Check the appropriate box below if the form 8-K filing is intended to
simultaneously satisfy the filing obligation of the registrant under any of the
following provisions (see General Instruction A.2. below).

[ ] Written communications pursuant to Rule 425 under the Securities Act (17 CFR
230.425)

[ ] Soliciting material pursuant to Rule 14a-12 under the Exchange Act (17 CFR
240.14a-12)

[ ] Pre-commencement communications pursuant to Rule 14d-2(b) under the Exchange
Act (17 CFR 240.14d-2(b))

[ ] Pre-commencement communications pursuant to Rule 13e-4(c) under the Exchange
Act (17 CFR 240.13e-4(c))





            CAUTIONARY STATEMENT REGARDING FORWARD LOOKING STATEMENTS

         This report on Form 8-K contains "forward-looking statements" within
the meaning of Section 27A of the Securities Act of 1933 and Section 21E of the
Securities Exchange Act of 1934. We intend the forward-looking statements to be
covered by the safe harbor provisions for forward-looking statements in these
sections. All statements regarding our expected financial position, business and
financing plans are forward-looking statements. These statements can sometimes
be identified by our use of forward-looking words such as "may," "will,"
"should," "expect," "anticipate," "project," "designed," "estimate," "plan" and
"continue." Although we believe that our expectations in such forward-looking
statements are reasonable, we cannot promise that our expectations will turn out
to be correct. These forward-looking statements generally relate to plans and
objectives for future operations and are based upon reasonable estimates and
assumptions regarding future results or trends. These forward-looking statements
are subject to certain risks, uncertainties and assumptions relating to Markland
Technologies, Inc. ("Markland", the "Company", "we" or "our"). Factors that
could cause actual results to differ materially from Markland expectations
include the uncertainty regarding Markland's ability to repay existing
indebtedness, lack of continuing operations, possible inability of Markland to
continue in business and other risks detailed from time to time in Markland's
SEC reports. No assurance can be given that investors of Markland will retain
any level of value. Should one or more of these risks or uncertainties
materialize, or should underlying assumptions prove incorrect, the Company's
future performance and actual results of operations may vary significantly from
those anticipated, projected, believed, expected, intended or implied. The
Company undertakes no obligation to update any of the forward-looking
statements, which speak only as of the date they were made.

* [GIVEN INFORMATION]:
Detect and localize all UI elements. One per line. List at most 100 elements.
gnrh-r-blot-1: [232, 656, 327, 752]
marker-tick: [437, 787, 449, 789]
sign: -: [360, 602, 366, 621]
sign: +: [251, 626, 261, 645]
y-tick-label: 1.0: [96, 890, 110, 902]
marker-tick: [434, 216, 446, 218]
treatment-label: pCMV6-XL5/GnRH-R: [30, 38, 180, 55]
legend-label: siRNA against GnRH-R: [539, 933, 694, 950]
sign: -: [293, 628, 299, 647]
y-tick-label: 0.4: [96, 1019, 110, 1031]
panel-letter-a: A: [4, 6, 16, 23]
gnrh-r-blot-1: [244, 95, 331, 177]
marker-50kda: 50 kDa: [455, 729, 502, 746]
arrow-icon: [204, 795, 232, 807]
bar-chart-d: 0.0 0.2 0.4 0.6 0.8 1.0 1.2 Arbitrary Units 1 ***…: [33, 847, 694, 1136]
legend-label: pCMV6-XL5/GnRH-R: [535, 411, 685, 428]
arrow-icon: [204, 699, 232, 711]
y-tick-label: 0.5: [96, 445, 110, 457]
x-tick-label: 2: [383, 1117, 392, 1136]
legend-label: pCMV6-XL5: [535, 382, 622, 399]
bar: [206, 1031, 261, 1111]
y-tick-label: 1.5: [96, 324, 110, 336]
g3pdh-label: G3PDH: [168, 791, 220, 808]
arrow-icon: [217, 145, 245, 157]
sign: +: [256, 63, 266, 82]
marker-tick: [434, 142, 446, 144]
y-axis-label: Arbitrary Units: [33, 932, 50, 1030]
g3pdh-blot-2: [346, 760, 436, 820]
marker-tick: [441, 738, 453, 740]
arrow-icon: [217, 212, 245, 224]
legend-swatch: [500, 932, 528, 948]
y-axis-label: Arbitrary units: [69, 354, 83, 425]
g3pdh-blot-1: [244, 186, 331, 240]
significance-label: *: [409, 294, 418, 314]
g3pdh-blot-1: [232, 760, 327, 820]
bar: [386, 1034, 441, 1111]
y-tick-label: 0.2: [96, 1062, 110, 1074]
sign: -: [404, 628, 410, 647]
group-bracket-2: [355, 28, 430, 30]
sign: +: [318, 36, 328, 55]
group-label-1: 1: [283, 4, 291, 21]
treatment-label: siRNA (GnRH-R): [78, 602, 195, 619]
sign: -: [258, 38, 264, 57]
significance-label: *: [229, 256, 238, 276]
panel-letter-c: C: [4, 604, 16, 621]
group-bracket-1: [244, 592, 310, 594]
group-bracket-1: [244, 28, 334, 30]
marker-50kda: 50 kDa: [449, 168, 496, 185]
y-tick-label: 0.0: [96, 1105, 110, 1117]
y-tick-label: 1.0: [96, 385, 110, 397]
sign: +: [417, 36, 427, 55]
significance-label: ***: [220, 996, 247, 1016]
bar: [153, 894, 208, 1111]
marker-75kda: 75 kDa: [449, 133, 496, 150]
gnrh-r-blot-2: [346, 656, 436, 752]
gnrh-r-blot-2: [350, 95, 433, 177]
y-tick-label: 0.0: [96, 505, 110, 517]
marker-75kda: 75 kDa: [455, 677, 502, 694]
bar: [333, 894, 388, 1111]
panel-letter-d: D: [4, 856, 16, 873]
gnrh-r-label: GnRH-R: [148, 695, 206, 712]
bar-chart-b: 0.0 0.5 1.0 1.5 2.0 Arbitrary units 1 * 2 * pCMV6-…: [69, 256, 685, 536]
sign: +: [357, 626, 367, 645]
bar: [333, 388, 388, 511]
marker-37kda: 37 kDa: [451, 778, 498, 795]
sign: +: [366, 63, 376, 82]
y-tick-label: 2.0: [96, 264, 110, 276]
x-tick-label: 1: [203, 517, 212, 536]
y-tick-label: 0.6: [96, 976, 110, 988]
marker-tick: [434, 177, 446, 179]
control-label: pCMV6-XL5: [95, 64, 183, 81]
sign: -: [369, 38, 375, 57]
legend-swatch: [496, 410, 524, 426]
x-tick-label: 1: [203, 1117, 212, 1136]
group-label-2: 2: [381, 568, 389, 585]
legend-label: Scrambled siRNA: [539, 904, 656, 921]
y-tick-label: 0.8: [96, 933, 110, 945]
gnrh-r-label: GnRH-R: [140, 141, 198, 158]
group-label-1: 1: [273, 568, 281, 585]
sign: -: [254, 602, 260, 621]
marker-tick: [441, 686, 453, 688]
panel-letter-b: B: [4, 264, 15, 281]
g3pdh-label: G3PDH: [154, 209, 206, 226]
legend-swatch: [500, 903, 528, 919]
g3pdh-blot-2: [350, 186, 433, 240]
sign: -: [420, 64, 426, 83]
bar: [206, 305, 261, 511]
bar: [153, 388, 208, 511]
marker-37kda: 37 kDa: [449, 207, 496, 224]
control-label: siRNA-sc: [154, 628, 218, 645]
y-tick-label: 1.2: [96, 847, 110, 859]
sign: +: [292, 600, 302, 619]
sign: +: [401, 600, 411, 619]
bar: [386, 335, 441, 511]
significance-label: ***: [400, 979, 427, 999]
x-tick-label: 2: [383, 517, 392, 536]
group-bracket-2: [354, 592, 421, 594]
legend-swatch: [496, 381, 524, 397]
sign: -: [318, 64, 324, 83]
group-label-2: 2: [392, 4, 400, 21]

* [WHAT THIS EXERCISE ASKS]:
**A)** Please copy the Form 8-K text word for word, starting at "[ ] Written" and ending at "240.14a-12)".
**B)** According to the Form 8-K text, which two statutory sections define the "forward-looking statements" the report contains?
The records aren't needed for this.

* [RESPONSES PER TASK]:
**A)**
[ ] Written communications pursuant to Rule 425 under the Securities Act (17 CFR
230.425)

[ ] Soliciting material pursuant to Rule 14a-12 under the Exchange Act (17 CFR
240.14a-12)

**B)** Section 27A of the Securities Act of 1933 and Section 21E of the Securities Exchange Act of 1934.